● **DESCRIPTION OF THE TASK**: Reproduce every line in the listing that contains the word "změny".
+ + +
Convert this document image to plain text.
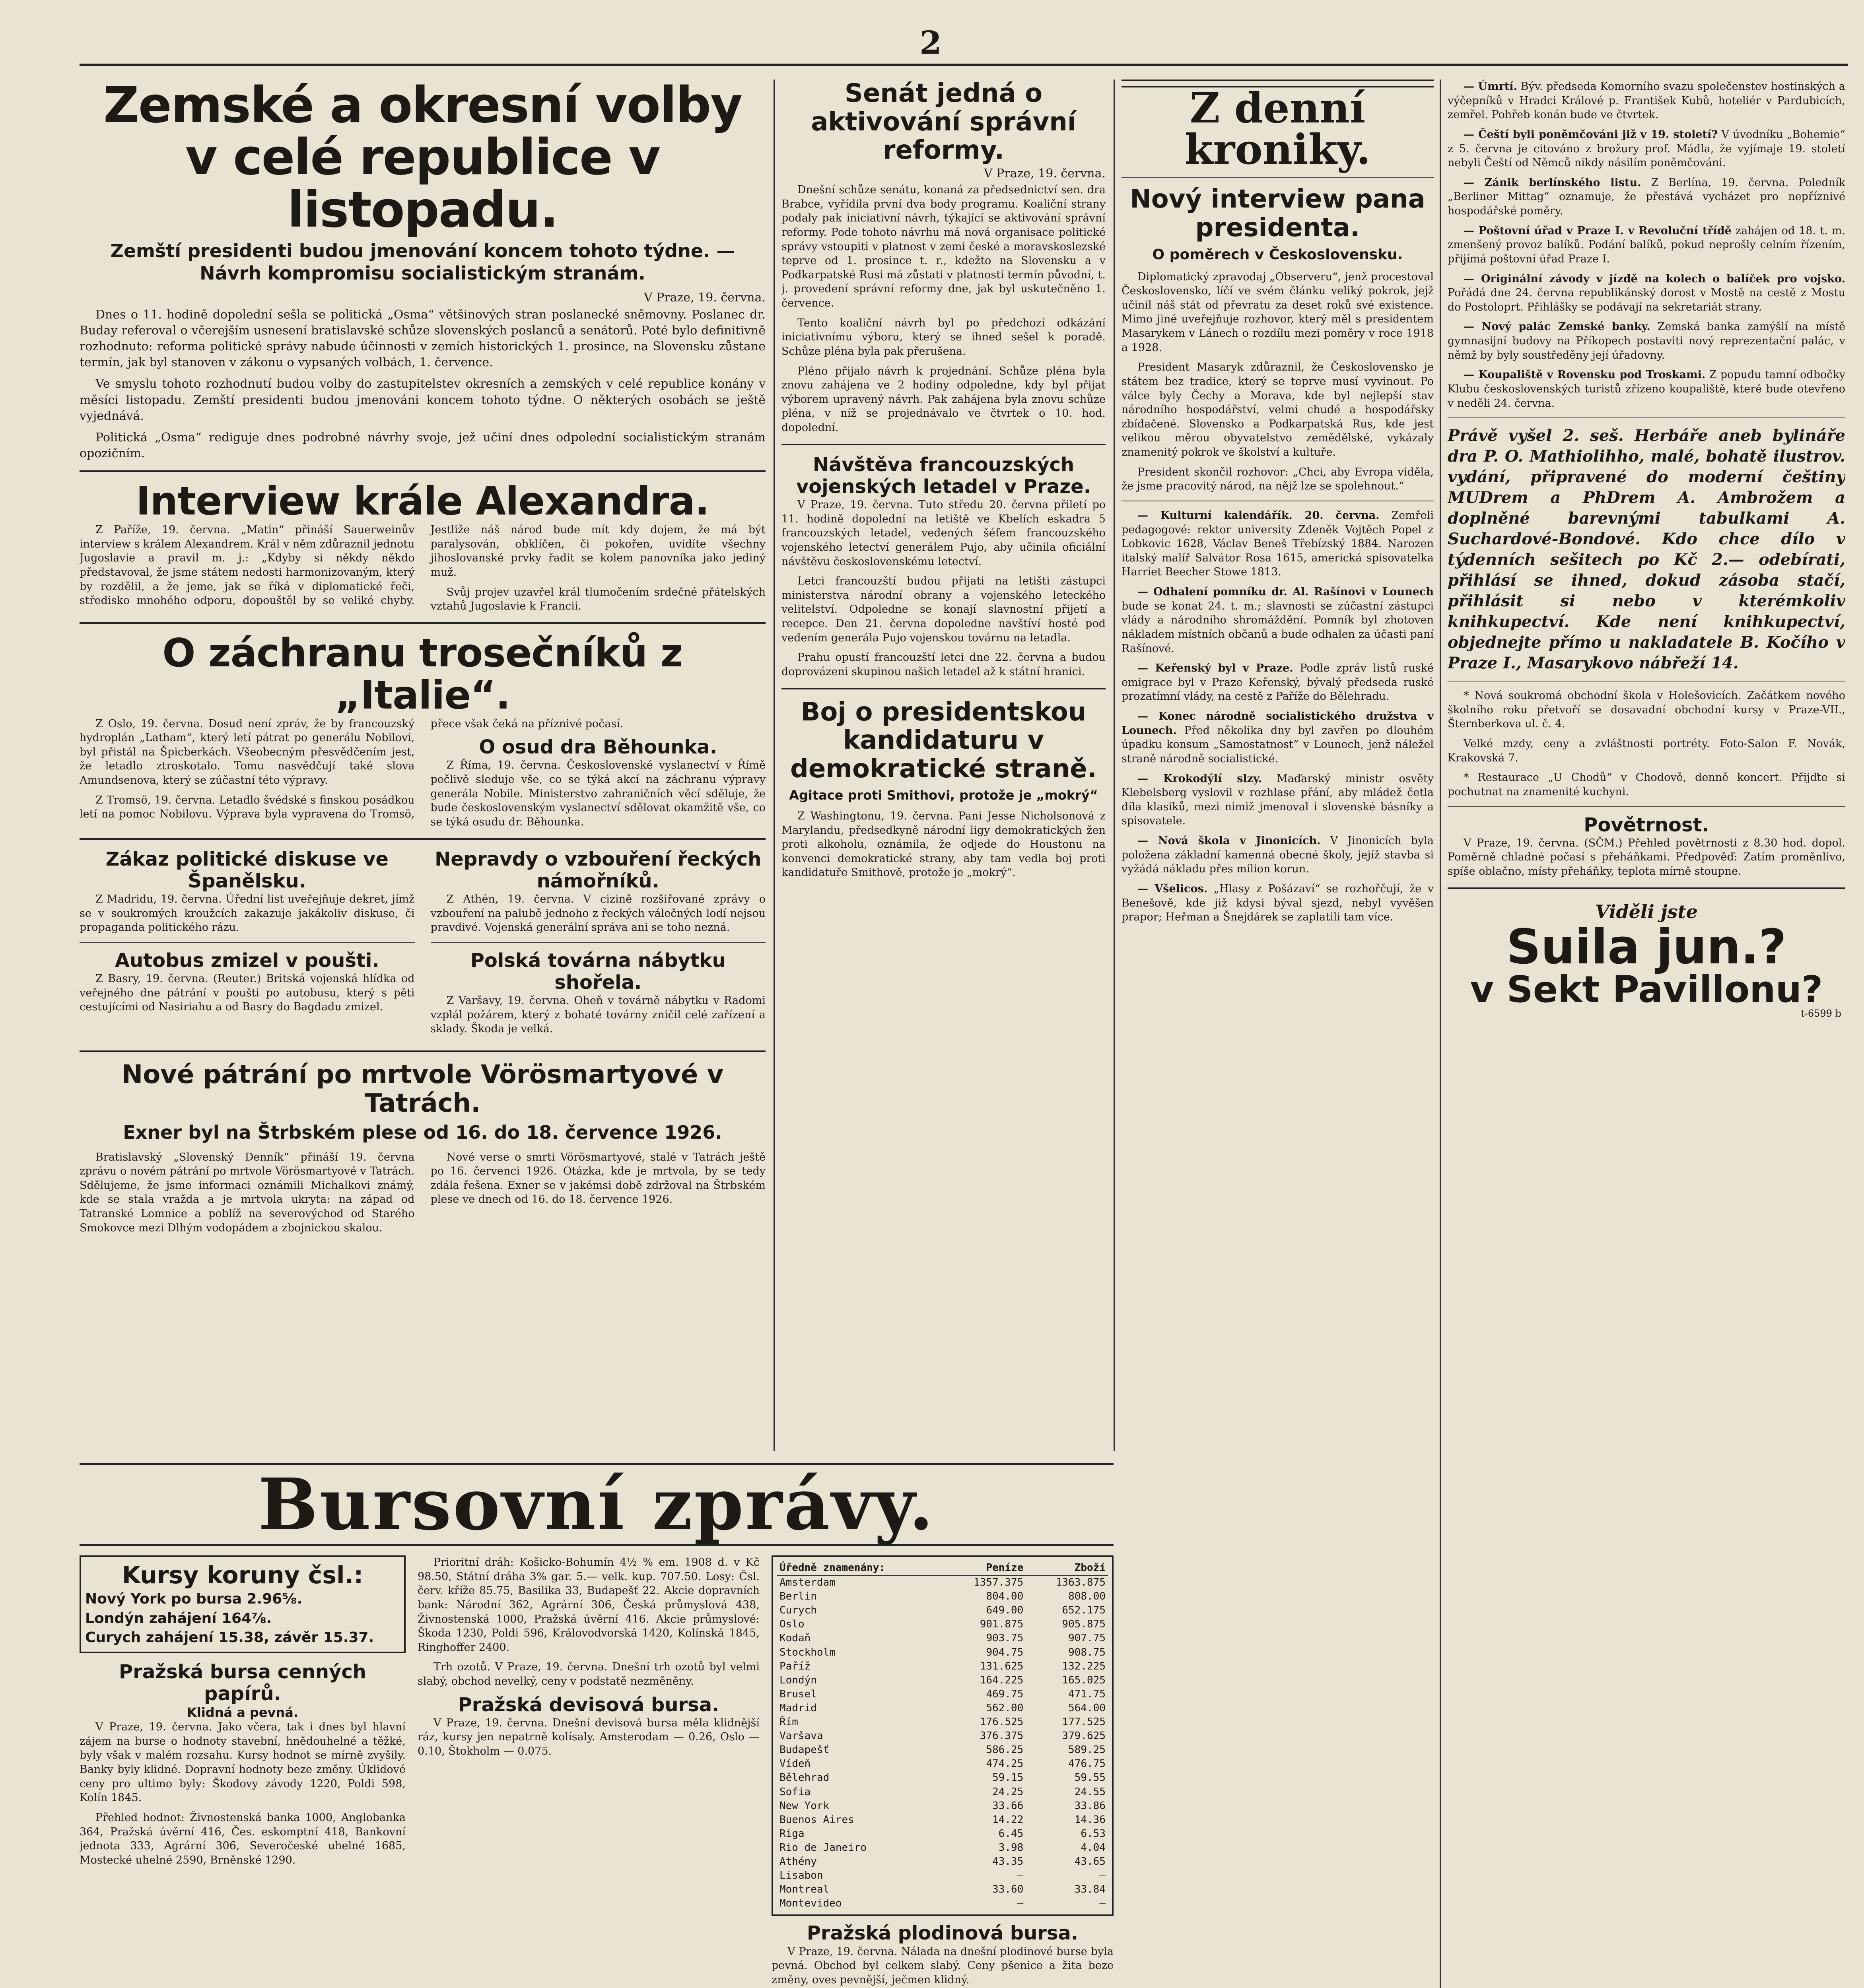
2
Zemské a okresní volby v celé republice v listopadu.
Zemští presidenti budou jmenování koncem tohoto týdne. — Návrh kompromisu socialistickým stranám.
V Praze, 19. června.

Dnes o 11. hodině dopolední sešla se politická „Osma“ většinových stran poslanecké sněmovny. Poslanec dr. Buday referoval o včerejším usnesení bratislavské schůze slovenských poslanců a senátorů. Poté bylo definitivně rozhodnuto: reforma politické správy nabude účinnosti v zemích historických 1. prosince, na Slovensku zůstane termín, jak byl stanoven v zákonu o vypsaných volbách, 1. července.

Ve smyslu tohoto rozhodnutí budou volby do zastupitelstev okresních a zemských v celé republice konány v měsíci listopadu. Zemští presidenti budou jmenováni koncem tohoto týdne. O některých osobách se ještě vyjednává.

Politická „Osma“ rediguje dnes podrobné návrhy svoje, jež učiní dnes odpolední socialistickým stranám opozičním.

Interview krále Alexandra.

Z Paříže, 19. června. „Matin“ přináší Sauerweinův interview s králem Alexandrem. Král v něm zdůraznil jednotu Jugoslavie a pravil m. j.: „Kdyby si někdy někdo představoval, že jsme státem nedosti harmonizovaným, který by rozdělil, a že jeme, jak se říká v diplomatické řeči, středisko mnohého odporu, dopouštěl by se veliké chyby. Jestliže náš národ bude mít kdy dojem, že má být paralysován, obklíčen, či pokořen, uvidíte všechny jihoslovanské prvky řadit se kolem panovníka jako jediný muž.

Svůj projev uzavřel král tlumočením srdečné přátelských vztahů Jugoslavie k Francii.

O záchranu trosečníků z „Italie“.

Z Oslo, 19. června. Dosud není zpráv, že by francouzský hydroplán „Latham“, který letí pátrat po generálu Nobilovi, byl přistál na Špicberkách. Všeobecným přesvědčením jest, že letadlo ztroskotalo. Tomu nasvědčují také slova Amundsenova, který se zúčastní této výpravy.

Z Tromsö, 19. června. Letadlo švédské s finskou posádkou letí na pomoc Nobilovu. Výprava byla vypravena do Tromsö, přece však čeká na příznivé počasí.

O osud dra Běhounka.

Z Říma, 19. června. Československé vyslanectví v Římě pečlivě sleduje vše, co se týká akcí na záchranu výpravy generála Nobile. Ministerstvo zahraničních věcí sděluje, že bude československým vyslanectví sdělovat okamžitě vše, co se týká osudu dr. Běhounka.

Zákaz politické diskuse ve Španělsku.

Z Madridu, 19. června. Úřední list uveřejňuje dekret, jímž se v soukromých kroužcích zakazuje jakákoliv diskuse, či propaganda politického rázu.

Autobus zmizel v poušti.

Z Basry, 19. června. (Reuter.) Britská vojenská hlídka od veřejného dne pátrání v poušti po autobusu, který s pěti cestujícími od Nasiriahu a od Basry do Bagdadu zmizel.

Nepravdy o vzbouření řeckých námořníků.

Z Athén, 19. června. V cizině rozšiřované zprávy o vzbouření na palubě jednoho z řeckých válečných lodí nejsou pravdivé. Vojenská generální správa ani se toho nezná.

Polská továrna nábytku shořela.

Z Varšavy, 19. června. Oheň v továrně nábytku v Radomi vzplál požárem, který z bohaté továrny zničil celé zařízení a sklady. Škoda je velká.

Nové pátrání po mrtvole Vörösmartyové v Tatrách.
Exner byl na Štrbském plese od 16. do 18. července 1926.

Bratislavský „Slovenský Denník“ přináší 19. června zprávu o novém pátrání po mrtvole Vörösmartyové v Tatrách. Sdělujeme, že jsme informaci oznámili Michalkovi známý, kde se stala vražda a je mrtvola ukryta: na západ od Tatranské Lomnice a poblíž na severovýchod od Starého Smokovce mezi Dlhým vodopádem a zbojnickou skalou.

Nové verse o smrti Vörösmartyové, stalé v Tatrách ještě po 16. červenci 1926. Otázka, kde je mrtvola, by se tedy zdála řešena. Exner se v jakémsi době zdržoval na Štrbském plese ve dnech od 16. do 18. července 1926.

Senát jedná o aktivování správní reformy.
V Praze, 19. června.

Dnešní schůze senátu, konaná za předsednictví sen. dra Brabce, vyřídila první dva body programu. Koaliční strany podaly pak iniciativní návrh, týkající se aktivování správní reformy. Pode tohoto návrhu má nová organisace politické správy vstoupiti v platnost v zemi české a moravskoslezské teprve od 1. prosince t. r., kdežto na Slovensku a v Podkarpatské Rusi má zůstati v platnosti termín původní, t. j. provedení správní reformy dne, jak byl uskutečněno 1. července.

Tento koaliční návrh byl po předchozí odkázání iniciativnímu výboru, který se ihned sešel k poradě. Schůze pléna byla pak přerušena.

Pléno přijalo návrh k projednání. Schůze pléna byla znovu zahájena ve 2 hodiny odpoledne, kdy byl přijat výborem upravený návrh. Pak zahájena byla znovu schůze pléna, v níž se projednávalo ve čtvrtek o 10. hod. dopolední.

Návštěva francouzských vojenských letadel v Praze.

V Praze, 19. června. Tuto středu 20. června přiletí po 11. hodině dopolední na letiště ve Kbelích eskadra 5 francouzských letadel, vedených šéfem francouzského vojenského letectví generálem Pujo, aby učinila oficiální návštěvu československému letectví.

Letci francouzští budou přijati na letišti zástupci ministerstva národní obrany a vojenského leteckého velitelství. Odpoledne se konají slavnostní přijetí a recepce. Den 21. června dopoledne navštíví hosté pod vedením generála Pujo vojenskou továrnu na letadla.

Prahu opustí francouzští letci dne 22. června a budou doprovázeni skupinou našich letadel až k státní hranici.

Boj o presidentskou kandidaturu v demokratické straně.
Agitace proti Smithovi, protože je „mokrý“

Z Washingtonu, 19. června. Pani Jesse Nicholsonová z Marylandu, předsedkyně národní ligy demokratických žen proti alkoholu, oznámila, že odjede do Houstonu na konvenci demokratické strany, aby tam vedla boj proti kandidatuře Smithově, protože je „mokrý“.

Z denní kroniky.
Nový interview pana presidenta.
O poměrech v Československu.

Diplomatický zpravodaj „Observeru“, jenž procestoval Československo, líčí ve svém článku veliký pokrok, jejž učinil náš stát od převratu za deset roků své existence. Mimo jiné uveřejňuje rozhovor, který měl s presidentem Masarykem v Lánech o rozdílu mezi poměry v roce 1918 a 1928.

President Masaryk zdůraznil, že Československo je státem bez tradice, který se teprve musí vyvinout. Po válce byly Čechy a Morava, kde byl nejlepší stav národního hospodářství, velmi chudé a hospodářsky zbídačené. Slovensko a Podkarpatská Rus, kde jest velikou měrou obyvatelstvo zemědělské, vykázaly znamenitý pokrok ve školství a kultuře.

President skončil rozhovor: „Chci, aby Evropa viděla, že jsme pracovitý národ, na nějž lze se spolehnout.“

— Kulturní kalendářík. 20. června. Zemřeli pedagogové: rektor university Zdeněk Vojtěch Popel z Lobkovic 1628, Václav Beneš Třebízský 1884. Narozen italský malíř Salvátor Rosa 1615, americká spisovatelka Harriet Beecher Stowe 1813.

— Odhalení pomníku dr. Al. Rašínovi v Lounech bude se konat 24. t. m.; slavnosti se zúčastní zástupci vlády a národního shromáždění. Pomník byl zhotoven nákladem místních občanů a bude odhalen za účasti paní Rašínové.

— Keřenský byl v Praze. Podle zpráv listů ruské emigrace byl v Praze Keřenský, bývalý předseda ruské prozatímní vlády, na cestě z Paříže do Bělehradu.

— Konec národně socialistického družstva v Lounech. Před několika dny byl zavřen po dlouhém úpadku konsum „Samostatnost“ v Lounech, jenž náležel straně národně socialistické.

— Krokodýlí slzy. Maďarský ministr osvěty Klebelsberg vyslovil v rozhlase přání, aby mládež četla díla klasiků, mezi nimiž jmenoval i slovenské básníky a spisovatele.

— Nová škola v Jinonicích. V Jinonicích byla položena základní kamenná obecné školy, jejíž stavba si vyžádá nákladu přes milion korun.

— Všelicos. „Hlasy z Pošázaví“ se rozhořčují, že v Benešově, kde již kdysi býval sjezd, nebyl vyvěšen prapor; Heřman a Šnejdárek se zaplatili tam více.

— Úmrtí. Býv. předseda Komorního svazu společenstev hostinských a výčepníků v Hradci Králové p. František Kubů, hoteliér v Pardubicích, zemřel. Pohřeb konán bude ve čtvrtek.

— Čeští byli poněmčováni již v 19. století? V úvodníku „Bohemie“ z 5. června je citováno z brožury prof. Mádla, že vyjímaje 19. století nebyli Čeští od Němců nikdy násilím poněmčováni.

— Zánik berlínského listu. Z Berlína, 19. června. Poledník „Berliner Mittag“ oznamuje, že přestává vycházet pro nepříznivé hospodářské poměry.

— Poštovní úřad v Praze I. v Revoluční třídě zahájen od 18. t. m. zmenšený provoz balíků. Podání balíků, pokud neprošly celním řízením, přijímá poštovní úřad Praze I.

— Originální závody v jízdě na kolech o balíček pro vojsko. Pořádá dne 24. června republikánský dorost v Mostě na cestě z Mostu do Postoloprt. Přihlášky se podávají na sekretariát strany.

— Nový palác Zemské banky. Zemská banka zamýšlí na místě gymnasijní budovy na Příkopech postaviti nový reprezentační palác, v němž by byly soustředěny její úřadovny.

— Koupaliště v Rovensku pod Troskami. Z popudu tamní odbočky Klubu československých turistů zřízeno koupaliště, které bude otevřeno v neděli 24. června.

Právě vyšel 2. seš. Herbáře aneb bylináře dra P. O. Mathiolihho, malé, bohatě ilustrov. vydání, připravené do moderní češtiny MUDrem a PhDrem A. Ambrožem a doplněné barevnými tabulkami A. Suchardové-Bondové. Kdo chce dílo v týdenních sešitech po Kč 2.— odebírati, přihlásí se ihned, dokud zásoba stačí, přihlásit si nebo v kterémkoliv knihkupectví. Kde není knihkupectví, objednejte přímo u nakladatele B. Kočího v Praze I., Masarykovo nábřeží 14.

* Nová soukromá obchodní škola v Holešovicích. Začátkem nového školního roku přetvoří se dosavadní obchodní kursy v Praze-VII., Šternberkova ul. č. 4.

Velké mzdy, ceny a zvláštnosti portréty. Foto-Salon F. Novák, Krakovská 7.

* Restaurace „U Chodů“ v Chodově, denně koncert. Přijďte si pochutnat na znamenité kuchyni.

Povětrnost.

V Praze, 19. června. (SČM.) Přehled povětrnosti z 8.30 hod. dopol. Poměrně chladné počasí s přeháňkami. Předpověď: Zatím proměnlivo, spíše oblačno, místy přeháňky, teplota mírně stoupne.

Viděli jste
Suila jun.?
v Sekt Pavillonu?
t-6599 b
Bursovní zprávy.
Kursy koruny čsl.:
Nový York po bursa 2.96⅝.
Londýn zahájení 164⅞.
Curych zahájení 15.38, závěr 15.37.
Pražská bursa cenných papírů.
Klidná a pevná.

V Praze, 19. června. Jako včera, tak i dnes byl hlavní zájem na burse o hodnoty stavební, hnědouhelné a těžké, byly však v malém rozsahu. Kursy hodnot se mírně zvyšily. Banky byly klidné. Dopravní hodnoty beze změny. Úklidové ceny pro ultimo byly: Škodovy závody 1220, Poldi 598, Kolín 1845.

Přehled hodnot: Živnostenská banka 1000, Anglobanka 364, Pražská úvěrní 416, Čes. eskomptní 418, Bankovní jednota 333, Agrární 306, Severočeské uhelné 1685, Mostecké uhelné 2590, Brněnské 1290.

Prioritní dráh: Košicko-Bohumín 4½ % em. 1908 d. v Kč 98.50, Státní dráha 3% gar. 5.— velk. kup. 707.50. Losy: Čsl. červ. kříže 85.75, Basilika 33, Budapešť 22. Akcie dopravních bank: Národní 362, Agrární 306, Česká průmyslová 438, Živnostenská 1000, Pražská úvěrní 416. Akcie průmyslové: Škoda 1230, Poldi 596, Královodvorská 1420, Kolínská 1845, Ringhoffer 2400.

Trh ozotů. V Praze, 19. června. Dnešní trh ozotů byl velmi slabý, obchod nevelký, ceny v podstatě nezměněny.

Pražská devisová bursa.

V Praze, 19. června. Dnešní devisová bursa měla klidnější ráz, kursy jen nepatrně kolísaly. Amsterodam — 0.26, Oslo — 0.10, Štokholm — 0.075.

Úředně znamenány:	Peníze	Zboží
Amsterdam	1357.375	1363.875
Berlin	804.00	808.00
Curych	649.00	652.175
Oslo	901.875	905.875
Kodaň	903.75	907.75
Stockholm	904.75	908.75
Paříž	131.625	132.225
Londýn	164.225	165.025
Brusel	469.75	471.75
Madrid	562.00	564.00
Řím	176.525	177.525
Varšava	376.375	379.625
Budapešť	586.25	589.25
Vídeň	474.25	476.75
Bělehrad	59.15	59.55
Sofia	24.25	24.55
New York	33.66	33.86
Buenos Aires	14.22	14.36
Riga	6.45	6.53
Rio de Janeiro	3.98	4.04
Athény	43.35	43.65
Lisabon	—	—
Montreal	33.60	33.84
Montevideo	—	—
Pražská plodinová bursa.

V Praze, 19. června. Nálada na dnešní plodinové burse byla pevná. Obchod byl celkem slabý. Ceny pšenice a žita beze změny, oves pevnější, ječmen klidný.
+ + +
● **THE OUTPUT**:
V Praze, 19. června. Jako včera, tak i dnes byl hlavní zájem na burse o hodnoty stavební, hnědouhelné a těžké, byly však v malém rozsahu. Kursy hodnot se mírně zvyšily. Banky byly klidné. Dopravní hodnoty beze změny. Úklidové ceny pro ultimo byly: Škodovy závody 1220, Poldi 598, Kolín 1845.
V Praze, 19. června. Nálada na dnešní plodinové burse byla pevná. Obchod byl celkem slabý. Ceny pšenice a žita beze změny, oves pevnější, ječmen klidný.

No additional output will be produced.